The problem: Everything from the line containing "Transcribe this image's" through the last line of the records must be returned verbatim, and nothing outside that range.

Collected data
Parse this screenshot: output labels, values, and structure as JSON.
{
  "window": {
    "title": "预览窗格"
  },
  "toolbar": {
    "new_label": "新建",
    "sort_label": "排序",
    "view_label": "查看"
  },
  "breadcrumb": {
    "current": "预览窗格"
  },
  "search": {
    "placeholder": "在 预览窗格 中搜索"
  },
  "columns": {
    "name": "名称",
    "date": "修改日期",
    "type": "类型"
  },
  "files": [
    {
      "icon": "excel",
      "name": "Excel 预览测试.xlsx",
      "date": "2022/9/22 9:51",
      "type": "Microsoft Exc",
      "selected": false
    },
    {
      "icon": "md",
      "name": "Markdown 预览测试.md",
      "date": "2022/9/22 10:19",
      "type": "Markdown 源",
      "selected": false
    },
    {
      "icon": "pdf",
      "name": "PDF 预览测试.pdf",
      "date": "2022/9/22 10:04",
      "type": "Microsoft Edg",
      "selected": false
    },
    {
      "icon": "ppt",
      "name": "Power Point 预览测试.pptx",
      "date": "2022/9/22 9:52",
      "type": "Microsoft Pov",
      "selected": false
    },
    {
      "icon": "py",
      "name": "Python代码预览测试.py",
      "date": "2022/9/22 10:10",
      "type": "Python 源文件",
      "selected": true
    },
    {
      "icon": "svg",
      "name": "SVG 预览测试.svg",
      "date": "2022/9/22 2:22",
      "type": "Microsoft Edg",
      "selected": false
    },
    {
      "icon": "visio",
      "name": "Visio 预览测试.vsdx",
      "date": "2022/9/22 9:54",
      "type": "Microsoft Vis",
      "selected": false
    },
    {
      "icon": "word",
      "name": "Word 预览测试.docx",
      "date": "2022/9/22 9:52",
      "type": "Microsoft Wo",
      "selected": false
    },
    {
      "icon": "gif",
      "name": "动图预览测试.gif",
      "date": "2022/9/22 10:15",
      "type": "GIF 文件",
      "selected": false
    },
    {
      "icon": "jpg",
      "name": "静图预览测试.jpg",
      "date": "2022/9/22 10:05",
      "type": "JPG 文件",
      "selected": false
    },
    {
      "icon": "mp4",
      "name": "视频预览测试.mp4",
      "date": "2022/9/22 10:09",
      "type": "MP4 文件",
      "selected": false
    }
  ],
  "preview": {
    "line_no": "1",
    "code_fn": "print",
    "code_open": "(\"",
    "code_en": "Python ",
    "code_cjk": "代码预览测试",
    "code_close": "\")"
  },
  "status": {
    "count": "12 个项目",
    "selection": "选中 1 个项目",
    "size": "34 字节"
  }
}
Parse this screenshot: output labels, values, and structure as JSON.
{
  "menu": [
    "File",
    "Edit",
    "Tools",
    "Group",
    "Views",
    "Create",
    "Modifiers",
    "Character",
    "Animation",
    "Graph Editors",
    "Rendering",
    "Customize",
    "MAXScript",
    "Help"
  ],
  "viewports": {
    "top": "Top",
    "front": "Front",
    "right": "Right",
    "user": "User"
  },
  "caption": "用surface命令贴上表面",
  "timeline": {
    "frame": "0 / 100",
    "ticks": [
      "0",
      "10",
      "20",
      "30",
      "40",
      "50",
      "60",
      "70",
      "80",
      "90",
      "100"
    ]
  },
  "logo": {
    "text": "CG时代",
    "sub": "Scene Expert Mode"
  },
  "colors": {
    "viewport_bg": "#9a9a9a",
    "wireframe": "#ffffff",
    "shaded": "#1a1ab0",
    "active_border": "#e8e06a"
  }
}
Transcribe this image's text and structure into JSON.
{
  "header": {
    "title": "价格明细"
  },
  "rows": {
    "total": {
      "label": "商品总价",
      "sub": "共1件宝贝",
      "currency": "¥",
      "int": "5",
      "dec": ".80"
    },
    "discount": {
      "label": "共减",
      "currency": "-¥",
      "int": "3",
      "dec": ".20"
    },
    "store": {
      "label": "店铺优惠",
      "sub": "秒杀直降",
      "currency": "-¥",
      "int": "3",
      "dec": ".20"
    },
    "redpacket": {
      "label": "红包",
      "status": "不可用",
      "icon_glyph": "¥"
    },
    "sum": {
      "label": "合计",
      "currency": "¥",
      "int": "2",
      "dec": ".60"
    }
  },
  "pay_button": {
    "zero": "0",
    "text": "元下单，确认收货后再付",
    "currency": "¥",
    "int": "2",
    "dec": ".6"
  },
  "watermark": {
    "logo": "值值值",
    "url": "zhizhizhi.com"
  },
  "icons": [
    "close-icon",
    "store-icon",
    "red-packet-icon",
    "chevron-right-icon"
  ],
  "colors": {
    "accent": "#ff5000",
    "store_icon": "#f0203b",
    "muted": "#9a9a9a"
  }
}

Output for this task:
Transcribe this image's text and structure into JSON.
{
  "header": {
    "title": "价格明细"
  },
  "rows": {
    "total": {
      "label": "商品总价",
      "sub": "共1件宝贝",
      "currency": "¥",
      "int": "5",
      "dec": ".80"
    },
    "discount": {
      "label": "共减",
      "currency": "-¥",
      "int": "3",
      "dec": ".20"
    },
    "store": {
      "label": "店铺优惠",
      "sub": "秒杀直降",
      "currency": "-¥",
      "int": "3",
      "dec": ".20"
    },
    "redpacket": {
      "label": "红包",
      "status": "不可用",
      "icon_glyph": "¥"
    },
    "sum": {
      "label": "合计",
      "currency": "¥",
      "int": "2",
      "dec": ".60"
    }
  },
  "pay_button": {
    "zero": "0",
    "text": "元下单，确认收货后再付",
    "currency": "¥",
    "int": "2",
    "dec": ".6"
  },
  "watermark": {
    "logo": "值值值",
    "url": "zhizhizhi.com"
  },
  "icons": [
    "close-icon",
    "store-icon",
    "red-packet-icon",
    "chevron-right-icon"
  ],
  "colors": {
    "accent": "#ff5000",
    "store_icon": "#f0203b",
    "muted": "#9a9a9a"
  }
}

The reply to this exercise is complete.